> _Request 1_
In the records, could you return the lines starting with the one that contains "cell-mos: 4.39 xyxy=(265,204,287,217)" and going through the one that contains "cell-packet-loss: 0.047% xyxy=(430,112,468,124)", both included, copied without any change?

> _Provided text_
----------------
B. Neither the Kentucky Cabinet nor the Secretary adjudicated a property rights dispute

SMCRA, and its Kentucky analogue, contains an important limitation on when the regulatory authority may issue a permit under 30 U.S.C. § 1260(b)(6)(C). SMCRA states "[t]hat nothing in this chapter shall be construed to authorize the regulatory authority to adjudicate property rights disputes." Id. ; see 405 Ky. Admin. Regs. 8:030 § 4(3) ("Nothing in this section shall be construed to authorize the cabinet to adjudicate property rights disputes.") Johnson LLC argues that, in contravention of this proviso, the Kentucky Cabinet approved Minor Revision # 3 and OSMRE terminated the cessation order. It claims that the ongoing dispute over whether Premier Elkhorn had a right to enter Tract 46 to extract coal by surface mining methods constituted a property rights dispute. Because of the existence of this dispute, it interprets SMCRA as placing the burden on Elkhorn to obtain a final and unappealable resolution of the dispute before the regulatory authority could approve the application. This is an incorrect reading of the statute. Neither the Kentucky Cabinet nor OSMRE adjudicated a property rights dispute.
----------------
> _Records for this exercise_
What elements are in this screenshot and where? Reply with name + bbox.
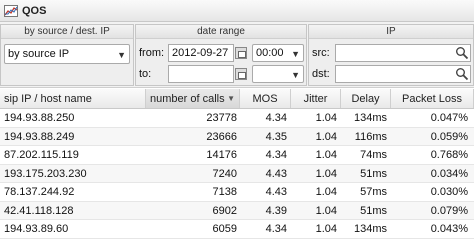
cell-mos: 4.39 xyxy=(265,204,287,217)
dst-label: dst: xyxy=(312,68,330,80)
cell-ip: 193.175.203.230 xyxy=(4,167,87,180)
calendar-icon[interactable] xyxy=(235,47,247,59)
chevron-down-icon: ▼ xyxy=(291,70,300,80)
column-header-delay[interactable]: Delay xyxy=(341,89,391,108)
cell-ip: 194.93.88.250 xyxy=(4,112,75,124)
cell-delay: 74ms xyxy=(360,149,387,161)
column-header-mos[interactable]: MOS xyxy=(240,89,291,108)
date-range-header: date range xyxy=(136,25,306,39)
cell-packet-loss: 0.030% xyxy=(430,186,468,198)
table-row[interactable]: 194.93.88.249 23666 4.35 1.04 116ms 0.059% xyxy=(0,127,474,146)
window-titlebar: QOS xyxy=(0,0,474,22)
qos-table: sip IP / host name number of calls ▼ MOS… xyxy=(0,89,474,239)
table-row[interactable]: 194.93.89.60 6059 4.34 1.04 134ms 0.043% xyxy=(0,220,474,239)
cell-packet-loss: 0.047% xyxy=(430,112,468,124)
cell-jitter: 1.04 xyxy=(315,186,337,198)
cell-ip: 87.202.115.119 xyxy=(4,149,79,161)
column-header-calls[interactable]: number of calls ▼ xyxy=(146,89,240,108)
chevron-down-icon: ▼ xyxy=(291,49,300,59)
from-date-field[interactable]: 2012-09-27 xyxy=(168,44,234,62)
dst-ip-field[interactable] xyxy=(335,65,471,83)
ip-group: IP src: dst: xyxy=(308,24,474,86)
cell-mos: 4.35 xyxy=(265,130,287,143)
sort-descending-icon: ▼ xyxy=(227,94,235,103)
cell-calls: 23778 xyxy=(206,112,237,124)
grouping-select-value: by source IP xyxy=(8,48,70,60)
window-title: QOS xyxy=(22,4,47,17)
table-header: sip IP / host name number of calls ▼ MOS… xyxy=(0,89,474,109)
to-time-select[interactable]: ▼ xyxy=(252,65,304,83)
cell-packet-loss: 0.034% xyxy=(430,167,468,180)
table-row[interactable]: 194.93.88.250 23778 4.34 1.04 134ms 0.047% xyxy=(0,109,474,128)
cell-mos: 4.34 xyxy=(265,223,287,235)
column-header-calls-label: number of calls xyxy=(150,93,225,105)
table-row[interactable]: 78.137.244.92 7138 4.43 1.04 57ms 0.030% xyxy=(0,183,474,202)
column-header-jitter[interactable]: Jitter xyxy=(291,89,341,108)
table-row[interactable]: 193.175.203.230 7240 4.43 1.04 51ms 0.034% xyxy=(0,164,474,183)
cell-ip: 42.41.118.128 xyxy=(4,204,74,217)
cell-calls: 14176 xyxy=(206,149,237,161)
cell-mos: 4.34 xyxy=(265,112,287,124)
chart-icon xyxy=(4,4,18,17)
cell-packet-loss: 0.043% xyxy=(430,223,468,235)
cell-jitter: 1.04 xyxy=(315,167,337,180)
to-label: to: xyxy=(139,68,152,80)
chevron-down-icon: ▼ xyxy=(117,50,126,60)
cell-jitter: 1.04 xyxy=(315,130,337,143)
cell-jitter: 1.04 xyxy=(315,223,337,235)
cell-packet-loss: 0.768% xyxy=(430,149,468,161)
grouping-group: by source / dest. IP by source IP ▼ xyxy=(0,24,134,86)
cell-delay: 116ms xyxy=(354,130,387,143)
cell-delay: 51ms xyxy=(360,204,387,217)
cell-packet-loss: 0.059% xyxy=(430,130,468,143)
search-icon[interactable] xyxy=(455,67,469,81)
cell-mos: 4.34 xyxy=(265,149,287,161)
cell-delay: 57ms xyxy=(360,186,387,198)
to-date-field[interactable] xyxy=(168,65,234,83)
ip-header: IP xyxy=(309,25,473,39)
search-icon[interactable] xyxy=(455,46,469,60)
cell-ip: 194.93.89.60 xyxy=(4,223,69,235)
cell-mos: 4.43 xyxy=(265,186,287,198)
cell-mos: 4.43 xyxy=(265,167,287,180)
cell-delay: 134ms xyxy=(353,112,387,124)
cell-calls: 7240 xyxy=(212,167,237,180)
cell-ip: 78.137.244.92 xyxy=(4,186,75,198)
cell-calls: 7138 xyxy=(212,186,237,198)
cell-calls: 6059 xyxy=(212,223,237,235)
from-label: from: xyxy=(139,47,165,59)
cell-jitter: 1.04 xyxy=(315,149,337,161)
table-row[interactable]: 87.202.115.119 14176 4.34 1.04 74ms 0.768% xyxy=(0,146,474,165)
cell-calls: 23666 xyxy=(206,130,237,143)
date-range-group: date range from: 2012-09-27 00:00 ▼ to: … xyxy=(135,24,307,86)
cell-delay: 51ms xyxy=(360,167,387,180)
cell-calls: 6902 xyxy=(212,204,237,217)
filter-panel: by source / dest. IP by source IP ▼ date… xyxy=(0,22,474,88)
cell-packet-loss: 0.079% xyxy=(430,204,468,217)
calendar-icon[interactable] xyxy=(235,68,247,80)
from-time-select[interactable]: 00:00 ▼ xyxy=(252,44,304,62)
grouping-header: by source / dest. IP xyxy=(1,25,133,39)
column-header-ip[interactable]: sip IP / host name xyxy=(0,89,146,108)
cell-ip: 194.93.88.249 xyxy=(4,130,75,143)
cell-jitter: 1.04 xyxy=(315,112,337,124)
src-ip-field[interactable] xyxy=(335,44,471,62)
grouping-select[interactable]: by source IP ▼ xyxy=(4,44,130,64)
table-row[interactable]: 42.41.118.128 6902 4.39 1.04 51ms 0.079% xyxy=(0,201,474,220)
table-body: 194.93.88.250 23778 4.34 1.04 134ms 0.047% 194… xyxy=(0,109,474,239)
cell-delay: 134ms xyxy=(353,223,387,235)
from-time-value: 00:00 xyxy=(256,47,284,59)
column-header-packet-loss[interactable]: Packet Loss xyxy=(391,89,474,108)
cell-jitter: 1.04 xyxy=(315,204,337,217)
src-label: src: xyxy=(312,47,330,59)
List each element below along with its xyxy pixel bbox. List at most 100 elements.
----------------
> _Request 2_
Can you continue the passage on SMCRA and property rights disputes from the point where it stops?

> _Output 1_
cell-mos: 4.39 xyxy=(265,204,287,217)
dst-label: dst: xyxy=(312,68,330,80)
cell-ip: 193.175.203.230 xyxy=(4,167,87,180)
calendar-icon[interactable] xyxy=(235,47,247,59)
chevron-down-icon: ▼ xyxy=(291,70,300,80)
column-header-delay[interactable]: Delay xyxy=(341,89,391,108)
cell-ip: 194.93.88.250 xyxy=(4,112,75,124)
cell-delay: 74ms xyxy=(360,149,387,161)
column-header-mos[interactable]: MOS xyxy=(240,89,291,108)
date-range-header: date range xyxy=(136,25,306,39)
cell-packet-loss: 0.030% xyxy=(430,186,468,198)
table-row[interactable]: 194.93.88.249 23666 4.35 1.04 116ms 0.059% xyxy=(0,127,474,146)
window-titlebar: QOS xyxy=(0,0,474,22)
qos-table: sip IP / host name number of calls ▼ MOS… xyxy=(0,89,474,239)
table-row[interactable]: 194.93.89.60 6059 4.34 1.04 134ms 0.043% xyxy=(0,220,474,239)
cell-packet-loss: 0.047% xyxy=(430,112,468,124)

> _Output 2_
First, Johnson LLC's position that a final and unappealable judicial determination was required before a permit could be issued is unsupported by the text of SMCRA. In prohibiting adjudication of property rights disputes, the proviso's text contains nothing that suggests a final and unappealable judicial determination concerning an applicant's property rights is required. Finding little support in the text of subsection (C), Johnson LLC again turns to the legislative history. The Conference Committee Report provided that:

[I]n those cases in which there is no written consent of the surface owner or *1028no express coverage of the right to mine coal by surface methods in the relevant legal instruments that (1) the determination of whether or not the private mineral estate owner or a successor-in-interest has the right to mine the coal by surface methods shall be made in accordance with applicable state law, and (2) jurisdiction to make that determination under applicable State law shall remain in the body-most probably the State courts-given that jurisdiction by the state in question.

H.R. Rep. No. 95-493, at 106. A requirement of a final and unappealable judicial determination does not follow from this language. When the Cabinet made the prima facie determination that Elkhorn had a right of entry it relied on the decision in Johnson v. Envtl. & Pub. Prot. Cabinet. Jurisdiction to make the decision of whether a right of entry existed remained, as intended by Congress, in Kentucky state court.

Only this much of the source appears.